==== INPUT
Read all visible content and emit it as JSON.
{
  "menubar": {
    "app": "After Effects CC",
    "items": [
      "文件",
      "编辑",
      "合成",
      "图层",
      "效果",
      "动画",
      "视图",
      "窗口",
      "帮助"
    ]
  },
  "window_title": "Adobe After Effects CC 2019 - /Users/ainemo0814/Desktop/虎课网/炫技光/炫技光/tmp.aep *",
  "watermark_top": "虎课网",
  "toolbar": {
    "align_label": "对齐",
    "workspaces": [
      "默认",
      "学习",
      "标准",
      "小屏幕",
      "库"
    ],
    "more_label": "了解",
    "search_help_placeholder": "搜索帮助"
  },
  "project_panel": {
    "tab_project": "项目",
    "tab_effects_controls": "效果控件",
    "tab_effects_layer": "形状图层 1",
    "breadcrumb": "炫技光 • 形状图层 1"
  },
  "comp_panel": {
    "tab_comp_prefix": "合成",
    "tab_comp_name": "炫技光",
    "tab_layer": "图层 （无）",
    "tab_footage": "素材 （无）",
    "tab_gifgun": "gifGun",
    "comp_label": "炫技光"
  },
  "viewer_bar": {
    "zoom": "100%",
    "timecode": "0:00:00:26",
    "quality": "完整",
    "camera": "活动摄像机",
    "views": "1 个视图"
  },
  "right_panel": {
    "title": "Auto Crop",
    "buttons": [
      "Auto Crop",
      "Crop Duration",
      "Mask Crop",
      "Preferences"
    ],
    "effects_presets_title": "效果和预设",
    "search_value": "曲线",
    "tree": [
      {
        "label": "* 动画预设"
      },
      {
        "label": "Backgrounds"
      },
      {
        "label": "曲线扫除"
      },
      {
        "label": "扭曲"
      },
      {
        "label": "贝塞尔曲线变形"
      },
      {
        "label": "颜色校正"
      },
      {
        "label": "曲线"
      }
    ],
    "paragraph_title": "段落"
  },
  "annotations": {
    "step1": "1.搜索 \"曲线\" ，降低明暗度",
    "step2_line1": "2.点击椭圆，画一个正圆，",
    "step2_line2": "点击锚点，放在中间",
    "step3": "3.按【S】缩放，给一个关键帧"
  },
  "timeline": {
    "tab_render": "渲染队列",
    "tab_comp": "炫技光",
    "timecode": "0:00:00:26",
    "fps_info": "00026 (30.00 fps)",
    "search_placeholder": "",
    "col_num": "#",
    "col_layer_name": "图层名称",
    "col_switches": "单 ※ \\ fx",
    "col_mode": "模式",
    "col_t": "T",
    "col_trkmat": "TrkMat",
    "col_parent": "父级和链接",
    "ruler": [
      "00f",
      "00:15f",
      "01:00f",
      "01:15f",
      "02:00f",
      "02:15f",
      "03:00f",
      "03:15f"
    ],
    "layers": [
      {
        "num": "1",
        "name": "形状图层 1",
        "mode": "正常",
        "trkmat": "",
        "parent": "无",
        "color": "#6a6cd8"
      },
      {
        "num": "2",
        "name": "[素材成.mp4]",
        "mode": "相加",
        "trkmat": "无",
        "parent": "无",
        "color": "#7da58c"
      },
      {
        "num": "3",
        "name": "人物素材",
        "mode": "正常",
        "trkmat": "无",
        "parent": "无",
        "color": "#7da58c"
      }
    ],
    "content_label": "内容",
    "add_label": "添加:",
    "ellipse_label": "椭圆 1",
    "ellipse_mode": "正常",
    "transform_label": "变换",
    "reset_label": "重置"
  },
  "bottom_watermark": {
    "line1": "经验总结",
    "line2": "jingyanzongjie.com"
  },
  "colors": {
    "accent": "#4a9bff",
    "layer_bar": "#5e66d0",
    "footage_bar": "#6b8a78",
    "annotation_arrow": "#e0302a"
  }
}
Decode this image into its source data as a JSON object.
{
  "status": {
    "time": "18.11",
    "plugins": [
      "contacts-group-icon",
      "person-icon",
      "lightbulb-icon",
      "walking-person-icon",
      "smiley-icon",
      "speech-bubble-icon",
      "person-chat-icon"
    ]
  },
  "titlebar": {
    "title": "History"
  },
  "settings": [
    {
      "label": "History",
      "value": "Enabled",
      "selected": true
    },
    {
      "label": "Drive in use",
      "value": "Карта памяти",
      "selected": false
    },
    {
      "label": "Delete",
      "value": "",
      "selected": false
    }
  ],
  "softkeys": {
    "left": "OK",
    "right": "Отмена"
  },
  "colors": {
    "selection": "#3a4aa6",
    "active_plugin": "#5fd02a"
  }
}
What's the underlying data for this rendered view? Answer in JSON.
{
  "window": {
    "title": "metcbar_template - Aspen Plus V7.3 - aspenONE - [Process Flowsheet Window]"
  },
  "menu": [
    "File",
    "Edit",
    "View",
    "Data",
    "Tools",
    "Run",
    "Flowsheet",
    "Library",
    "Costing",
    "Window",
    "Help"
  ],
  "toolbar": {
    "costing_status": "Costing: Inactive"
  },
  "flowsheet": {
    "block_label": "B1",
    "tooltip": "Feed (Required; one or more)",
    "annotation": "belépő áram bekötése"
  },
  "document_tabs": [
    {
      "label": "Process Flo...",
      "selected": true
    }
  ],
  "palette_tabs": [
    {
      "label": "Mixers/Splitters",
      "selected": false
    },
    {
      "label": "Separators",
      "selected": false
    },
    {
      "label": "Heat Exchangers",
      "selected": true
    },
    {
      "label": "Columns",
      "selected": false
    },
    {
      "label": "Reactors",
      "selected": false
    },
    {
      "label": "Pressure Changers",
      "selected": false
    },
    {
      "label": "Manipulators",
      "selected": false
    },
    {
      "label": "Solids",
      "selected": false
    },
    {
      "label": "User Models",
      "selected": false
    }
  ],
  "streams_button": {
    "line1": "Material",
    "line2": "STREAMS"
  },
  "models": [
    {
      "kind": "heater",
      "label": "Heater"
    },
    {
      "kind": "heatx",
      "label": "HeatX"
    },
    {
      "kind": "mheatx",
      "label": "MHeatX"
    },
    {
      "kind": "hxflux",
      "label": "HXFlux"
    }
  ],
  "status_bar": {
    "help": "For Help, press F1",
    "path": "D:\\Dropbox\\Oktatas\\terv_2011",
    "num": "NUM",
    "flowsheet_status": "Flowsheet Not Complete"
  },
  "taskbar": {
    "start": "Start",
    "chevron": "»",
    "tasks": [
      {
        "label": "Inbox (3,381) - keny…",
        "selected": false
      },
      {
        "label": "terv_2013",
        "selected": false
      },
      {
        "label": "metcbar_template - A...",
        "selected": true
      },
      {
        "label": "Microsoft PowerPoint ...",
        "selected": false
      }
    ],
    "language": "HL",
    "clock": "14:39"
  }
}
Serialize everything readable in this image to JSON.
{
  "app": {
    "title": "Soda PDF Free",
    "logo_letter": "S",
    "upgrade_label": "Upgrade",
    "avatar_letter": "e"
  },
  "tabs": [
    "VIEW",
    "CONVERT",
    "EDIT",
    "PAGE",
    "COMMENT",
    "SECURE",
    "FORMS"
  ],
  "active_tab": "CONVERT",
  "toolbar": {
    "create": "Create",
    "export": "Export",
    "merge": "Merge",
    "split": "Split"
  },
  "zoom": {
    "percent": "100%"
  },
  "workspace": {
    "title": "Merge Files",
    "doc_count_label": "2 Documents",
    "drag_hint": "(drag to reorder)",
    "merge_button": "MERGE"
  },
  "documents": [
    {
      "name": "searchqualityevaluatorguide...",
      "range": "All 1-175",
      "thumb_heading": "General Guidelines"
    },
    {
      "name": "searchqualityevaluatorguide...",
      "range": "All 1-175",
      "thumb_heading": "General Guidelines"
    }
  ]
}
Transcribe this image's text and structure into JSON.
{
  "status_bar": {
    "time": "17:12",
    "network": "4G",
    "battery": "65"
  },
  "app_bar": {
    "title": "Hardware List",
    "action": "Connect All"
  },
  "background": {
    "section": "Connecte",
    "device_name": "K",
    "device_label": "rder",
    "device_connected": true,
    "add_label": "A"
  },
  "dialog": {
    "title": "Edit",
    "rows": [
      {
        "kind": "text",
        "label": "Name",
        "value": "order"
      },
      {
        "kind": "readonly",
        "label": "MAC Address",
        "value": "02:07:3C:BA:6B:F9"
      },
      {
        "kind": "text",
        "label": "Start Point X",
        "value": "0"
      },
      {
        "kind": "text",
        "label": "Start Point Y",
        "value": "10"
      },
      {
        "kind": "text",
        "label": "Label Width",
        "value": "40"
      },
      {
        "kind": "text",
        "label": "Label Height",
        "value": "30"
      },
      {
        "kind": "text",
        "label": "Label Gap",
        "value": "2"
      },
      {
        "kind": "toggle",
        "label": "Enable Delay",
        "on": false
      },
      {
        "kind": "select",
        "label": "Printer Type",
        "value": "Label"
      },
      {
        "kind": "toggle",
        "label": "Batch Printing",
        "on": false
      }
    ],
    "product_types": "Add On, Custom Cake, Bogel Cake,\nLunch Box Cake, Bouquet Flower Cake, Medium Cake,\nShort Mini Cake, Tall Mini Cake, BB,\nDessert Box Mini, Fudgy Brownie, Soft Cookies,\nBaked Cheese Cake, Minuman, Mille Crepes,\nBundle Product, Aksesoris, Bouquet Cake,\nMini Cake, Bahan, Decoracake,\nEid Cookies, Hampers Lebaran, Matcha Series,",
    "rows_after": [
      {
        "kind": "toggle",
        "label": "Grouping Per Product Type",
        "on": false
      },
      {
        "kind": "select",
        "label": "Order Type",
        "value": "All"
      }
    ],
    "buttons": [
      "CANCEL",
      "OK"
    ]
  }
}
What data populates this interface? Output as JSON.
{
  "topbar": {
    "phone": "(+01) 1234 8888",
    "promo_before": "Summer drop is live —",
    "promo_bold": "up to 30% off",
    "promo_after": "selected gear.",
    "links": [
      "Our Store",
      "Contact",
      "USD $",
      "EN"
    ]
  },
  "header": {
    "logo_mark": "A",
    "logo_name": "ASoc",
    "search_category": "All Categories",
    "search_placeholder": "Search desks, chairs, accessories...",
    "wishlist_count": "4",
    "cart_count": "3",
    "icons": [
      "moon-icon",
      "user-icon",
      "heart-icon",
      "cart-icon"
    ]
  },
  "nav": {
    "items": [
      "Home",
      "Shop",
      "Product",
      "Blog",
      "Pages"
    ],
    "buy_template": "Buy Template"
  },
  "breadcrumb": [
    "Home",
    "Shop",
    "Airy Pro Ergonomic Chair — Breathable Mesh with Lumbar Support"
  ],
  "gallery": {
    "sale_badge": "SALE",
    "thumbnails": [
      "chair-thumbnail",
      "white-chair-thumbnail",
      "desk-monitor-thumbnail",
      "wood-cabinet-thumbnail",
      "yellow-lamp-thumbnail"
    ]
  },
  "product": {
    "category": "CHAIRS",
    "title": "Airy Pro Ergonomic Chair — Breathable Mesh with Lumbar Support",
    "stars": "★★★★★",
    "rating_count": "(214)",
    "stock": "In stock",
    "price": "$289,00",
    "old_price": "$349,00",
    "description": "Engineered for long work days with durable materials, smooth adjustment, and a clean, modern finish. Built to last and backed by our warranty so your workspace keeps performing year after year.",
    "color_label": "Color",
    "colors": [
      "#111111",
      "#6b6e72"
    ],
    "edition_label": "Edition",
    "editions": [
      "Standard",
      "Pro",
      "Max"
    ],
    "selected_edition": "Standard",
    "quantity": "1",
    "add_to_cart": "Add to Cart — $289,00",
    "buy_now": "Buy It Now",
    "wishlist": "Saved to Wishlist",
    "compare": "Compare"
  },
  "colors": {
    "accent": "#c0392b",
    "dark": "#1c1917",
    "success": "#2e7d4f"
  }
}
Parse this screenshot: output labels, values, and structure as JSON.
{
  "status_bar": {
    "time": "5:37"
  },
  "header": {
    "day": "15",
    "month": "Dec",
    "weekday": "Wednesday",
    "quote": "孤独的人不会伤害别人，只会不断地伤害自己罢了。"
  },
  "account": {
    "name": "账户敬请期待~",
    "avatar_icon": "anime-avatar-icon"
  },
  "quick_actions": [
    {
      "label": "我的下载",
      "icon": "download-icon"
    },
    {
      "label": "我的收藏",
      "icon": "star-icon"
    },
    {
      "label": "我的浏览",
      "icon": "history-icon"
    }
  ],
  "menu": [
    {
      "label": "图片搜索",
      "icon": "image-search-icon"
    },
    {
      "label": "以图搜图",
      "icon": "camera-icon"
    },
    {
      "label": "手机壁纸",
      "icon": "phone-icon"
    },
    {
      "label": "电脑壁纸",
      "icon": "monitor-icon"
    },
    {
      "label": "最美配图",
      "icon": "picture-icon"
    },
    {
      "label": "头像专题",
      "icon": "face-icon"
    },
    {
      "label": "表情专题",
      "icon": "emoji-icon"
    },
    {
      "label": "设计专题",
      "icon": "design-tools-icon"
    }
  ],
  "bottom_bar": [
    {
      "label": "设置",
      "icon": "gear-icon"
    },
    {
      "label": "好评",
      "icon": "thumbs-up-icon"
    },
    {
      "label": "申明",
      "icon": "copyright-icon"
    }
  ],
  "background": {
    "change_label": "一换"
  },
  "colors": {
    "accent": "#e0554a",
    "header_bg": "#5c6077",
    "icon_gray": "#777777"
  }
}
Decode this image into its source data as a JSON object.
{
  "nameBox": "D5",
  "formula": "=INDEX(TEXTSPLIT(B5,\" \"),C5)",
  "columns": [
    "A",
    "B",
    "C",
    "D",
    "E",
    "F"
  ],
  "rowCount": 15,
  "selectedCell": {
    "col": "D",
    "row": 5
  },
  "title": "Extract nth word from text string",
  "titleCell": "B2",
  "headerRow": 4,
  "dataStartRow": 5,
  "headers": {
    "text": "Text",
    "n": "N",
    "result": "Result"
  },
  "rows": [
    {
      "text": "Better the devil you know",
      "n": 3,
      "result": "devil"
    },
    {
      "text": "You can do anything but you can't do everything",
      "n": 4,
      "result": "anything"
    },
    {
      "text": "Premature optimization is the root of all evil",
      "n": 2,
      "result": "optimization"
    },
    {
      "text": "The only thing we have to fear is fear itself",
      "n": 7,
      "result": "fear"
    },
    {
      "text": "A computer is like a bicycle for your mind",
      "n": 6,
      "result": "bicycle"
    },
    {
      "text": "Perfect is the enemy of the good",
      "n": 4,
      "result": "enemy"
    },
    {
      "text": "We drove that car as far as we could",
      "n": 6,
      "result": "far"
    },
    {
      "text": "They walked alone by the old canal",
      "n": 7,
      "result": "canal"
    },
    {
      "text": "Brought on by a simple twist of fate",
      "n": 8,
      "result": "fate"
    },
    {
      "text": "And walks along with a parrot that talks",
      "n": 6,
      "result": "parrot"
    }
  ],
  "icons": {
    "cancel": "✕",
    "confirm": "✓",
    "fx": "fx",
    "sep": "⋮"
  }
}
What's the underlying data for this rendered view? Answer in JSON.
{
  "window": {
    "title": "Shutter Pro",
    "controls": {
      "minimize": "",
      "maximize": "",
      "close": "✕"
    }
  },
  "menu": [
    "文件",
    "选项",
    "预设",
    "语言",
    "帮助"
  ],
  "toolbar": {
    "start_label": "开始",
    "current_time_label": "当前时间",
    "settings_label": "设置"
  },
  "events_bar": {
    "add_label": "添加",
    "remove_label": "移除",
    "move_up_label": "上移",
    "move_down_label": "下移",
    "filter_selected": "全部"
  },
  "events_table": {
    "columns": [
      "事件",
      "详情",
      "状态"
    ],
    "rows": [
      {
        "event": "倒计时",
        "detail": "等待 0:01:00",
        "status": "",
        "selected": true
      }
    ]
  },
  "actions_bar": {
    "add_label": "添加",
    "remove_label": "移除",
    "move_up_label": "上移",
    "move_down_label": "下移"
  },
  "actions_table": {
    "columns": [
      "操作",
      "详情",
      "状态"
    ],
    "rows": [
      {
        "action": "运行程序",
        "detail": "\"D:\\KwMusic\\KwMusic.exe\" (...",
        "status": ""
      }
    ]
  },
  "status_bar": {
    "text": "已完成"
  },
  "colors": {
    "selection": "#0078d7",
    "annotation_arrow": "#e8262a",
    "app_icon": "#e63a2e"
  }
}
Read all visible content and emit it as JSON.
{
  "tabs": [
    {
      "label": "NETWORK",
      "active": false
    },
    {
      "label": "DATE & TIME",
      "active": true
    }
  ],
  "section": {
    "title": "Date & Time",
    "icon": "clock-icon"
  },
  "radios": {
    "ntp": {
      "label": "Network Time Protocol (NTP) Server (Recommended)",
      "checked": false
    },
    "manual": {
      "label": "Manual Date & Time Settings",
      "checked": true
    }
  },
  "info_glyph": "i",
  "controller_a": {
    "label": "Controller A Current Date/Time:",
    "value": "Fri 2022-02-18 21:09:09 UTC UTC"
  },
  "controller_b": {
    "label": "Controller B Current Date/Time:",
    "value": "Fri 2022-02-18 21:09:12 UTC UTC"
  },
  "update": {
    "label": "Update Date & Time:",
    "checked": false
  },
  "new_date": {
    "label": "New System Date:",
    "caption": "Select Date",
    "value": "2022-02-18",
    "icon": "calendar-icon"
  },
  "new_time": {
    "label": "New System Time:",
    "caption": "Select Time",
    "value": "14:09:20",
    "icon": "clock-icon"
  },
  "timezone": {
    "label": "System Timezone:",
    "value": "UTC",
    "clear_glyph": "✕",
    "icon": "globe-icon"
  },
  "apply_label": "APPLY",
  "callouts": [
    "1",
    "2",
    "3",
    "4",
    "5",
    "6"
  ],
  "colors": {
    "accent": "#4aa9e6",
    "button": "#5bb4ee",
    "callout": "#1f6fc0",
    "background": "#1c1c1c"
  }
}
========
● **PROBLEM TO WORK ON**
List every line from the entries above in which "parrot" appears.

● **TASK ANSWER**
      "text": "And walks along with a parrot that talks",
      "result": "parrot"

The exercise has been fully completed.